» **Exercise details**
Output every line of the material exactly, omitting images.

» **Data excerpts**
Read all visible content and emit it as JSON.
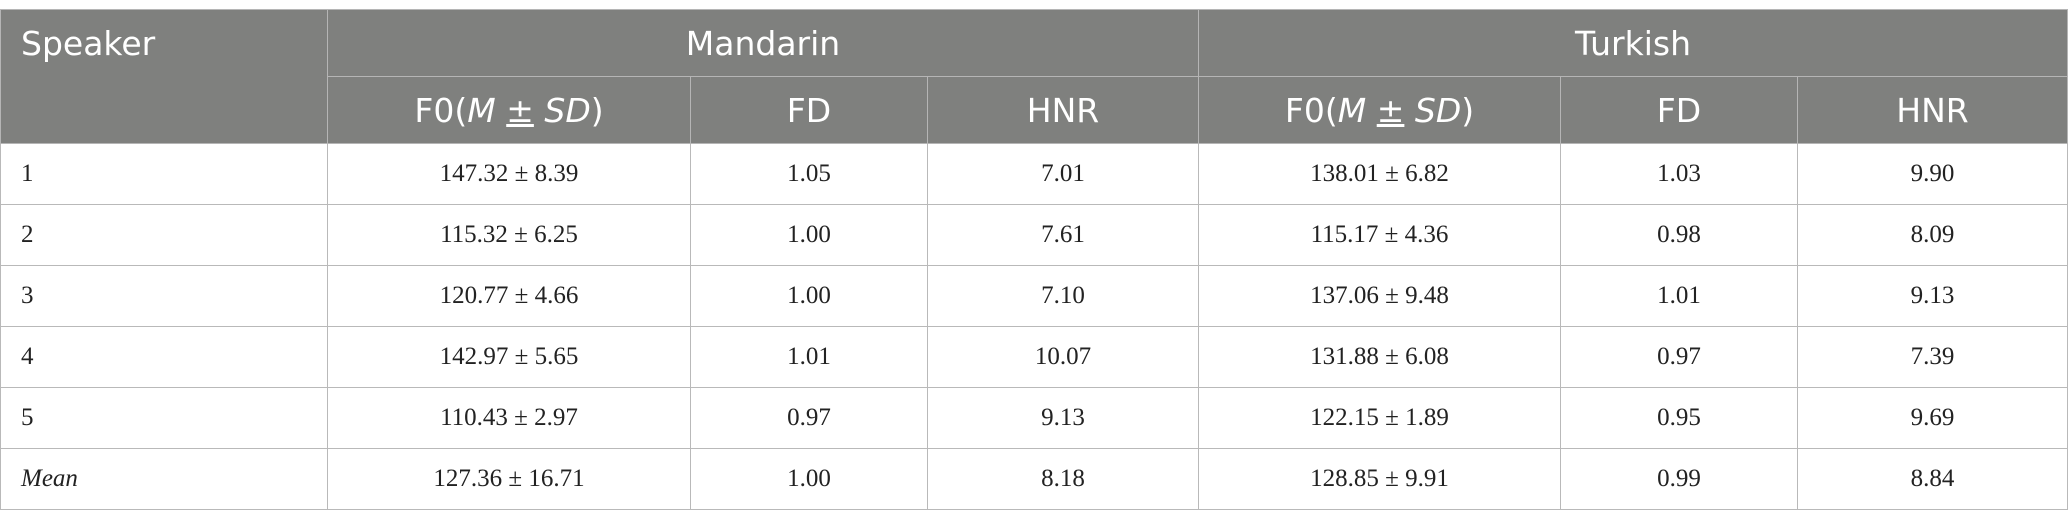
{
  "table": {
    "header": {
      "speaker": "Speaker",
      "groups": [
        {
          "name": "Mandarin",
          "columns": [
            {
              "prefix": "F0(",
              "m": "M",
              "pm": "±",
              "sd": "SD",
              "suffix": ")"
            },
            "FD",
            "HNR"
          ]
        },
        {
          "name": "Turkish",
          "columns": [
            {
              "prefix": "F0(",
              "m": "M",
              "pm": "±",
              "sd": "SD",
              "suffix": ")"
            },
            "FD",
            "HNR"
          ]
        }
      ]
    },
    "rows": [
      [
        "1",
        "147.32 ± 8.39",
        "1.05",
        "7.01",
        "138.01 ± 6.82",
        "1.03",
        "9.90"
      ],
      [
        "2",
        "115.32 ± 6.25",
        "1.00",
        "7.61",
        "115.17 ± 4.36",
        "0.98",
        "8.09"
      ],
      [
        "3",
        "120.77 ± 4.66",
        "1.00",
        "7.10",
        "137.06 ± 9.48",
        "1.01",
        "9.13"
      ],
      [
        "4",
        "142.97 ± 5.65",
        "1.01",
        "10.07",
        "131.88 ± 6.08",
        "0.97",
        "7.39"
      ],
      [
        "5",
        "110.43 ± 2.97",
        "0.97",
        "9.13",
        "122.15 ± 1.89",
        "0.95",
        "9.69"
      ],
      [
        "Mean",
        "127.36 ± 16.71",
        "1.00",
        "8.18",
        "128.85 ± 9.91",
        "0.99",
        "8.84"
      ]
    ]
  }
}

» **The answer**
Read all visible content and emit it as JSON.
{
  "table": {
    "header": {
      "speaker": "Speaker",
      "groups": [
        {
          "name": "Mandarin",
          "columns": [
            {
              "prefix": "F0(",
              "m": "M",
              "pm": "±",
              "sd": "SD",
              "suffix": ")"
            },
            "FD",
            "HNR"
          ]
        },
        {
          "name": "Turkish",
          "columns": [
            {
              "prefix": "F0(",
              "m": "M",
              "pm": "±",
              "sd": "SD",
              "suffix": ")"
            },
            "FD",
            "HNR"
          ]
        }
      ]
    },
    "rows": [
      [
        "1",
        "147.32 ± 8.39",
        "1.05",
        "7.01",
        "138.01 ± 6.82",
        "1.03",
        "9.90"
      ],
      [
        "2",
        "115.32 ± 6.25",
        "1.00",
        "7.61",
        "115.17 ± 4.36",
        "0.98",
        "8.09"
      ],
      [
        "3",
        "120.77 ± 4.66",
        "1.00",
        "7.10",
        "137.06 ± 9.48",
        "1.01",
        "9.13"
      ],
      [
        "4",
        "142.97 ± 5.65",
        "1.01",
        "10.07",
        "131.88 ± 6.08",
        "0.97",
        "7.39"
      ],
      [
        "5",
        "110.43 ± 2.97",
        "0.97",
        "9.13",
        "122.15 ± 1.89",
        "0.95",
        "9.69"
      ],
      [
        "Mean",
        "127.36 ± 16.71",
        "1.00",
        "8.18",
        "128.85 ± 9.91",
        "0.99",
        "8.84"
      ]
    ]
  }
}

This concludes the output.